Information given:
▼▼▼

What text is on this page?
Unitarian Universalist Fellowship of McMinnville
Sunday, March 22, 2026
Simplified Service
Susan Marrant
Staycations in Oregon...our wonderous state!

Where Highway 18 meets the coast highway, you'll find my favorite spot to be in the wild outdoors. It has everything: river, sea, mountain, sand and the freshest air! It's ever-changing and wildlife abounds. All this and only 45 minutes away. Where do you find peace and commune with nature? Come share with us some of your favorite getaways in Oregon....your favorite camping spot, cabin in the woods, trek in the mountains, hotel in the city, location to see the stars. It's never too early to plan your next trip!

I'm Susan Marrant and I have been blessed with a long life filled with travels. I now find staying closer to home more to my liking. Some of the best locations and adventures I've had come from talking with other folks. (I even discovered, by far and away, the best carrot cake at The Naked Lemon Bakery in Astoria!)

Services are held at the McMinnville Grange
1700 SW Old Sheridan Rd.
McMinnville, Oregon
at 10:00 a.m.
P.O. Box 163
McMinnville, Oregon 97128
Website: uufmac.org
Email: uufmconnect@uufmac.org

▲▲▲

Written instruction: Write each line above out exactly.

Output for this task:
What text is on this page?
Unitarian Universalist Fellowship of McMinnville
Sunday, March 22, 2026
Simplified Service
Susan Marrant
Staycations in Oregon...our wonderous state!

Where Highway 18 meets the coast highway, you'll find my favorite spot to be in the wild outdoors. It has everything: river, sea, mountain, sand and the freshest air! It's ever-changing and wildlife abounds. All this and only 45 minutes away. Where do you find peace and commune with nature? Come share with us some of your favorite getaways in Oregon....your favorite camping spot, cabin in the woods, trek in the mountains, hotel in the city, location to see the stars. It's never too early to plan your next trip!

I'm Susan Marrant and I have been blessed with a long life filled with travels. I now find staying closer to home more to my liking. Some of the best locations and adventures I've had come from talking with other folks. (I even discovered, by far and away, the best carrot cake at The Naked Lemon Bakery in Astoria!)

Services are held at the McMinnville Grange
1700 SW Old Sheridan Rd.
McMinnville, Oregon
at 10:00 a.m.
P.O. Box 163
McMinnville, Oregon 97128
Website: uufmac.org
Email: uufmconnect@uufmac.org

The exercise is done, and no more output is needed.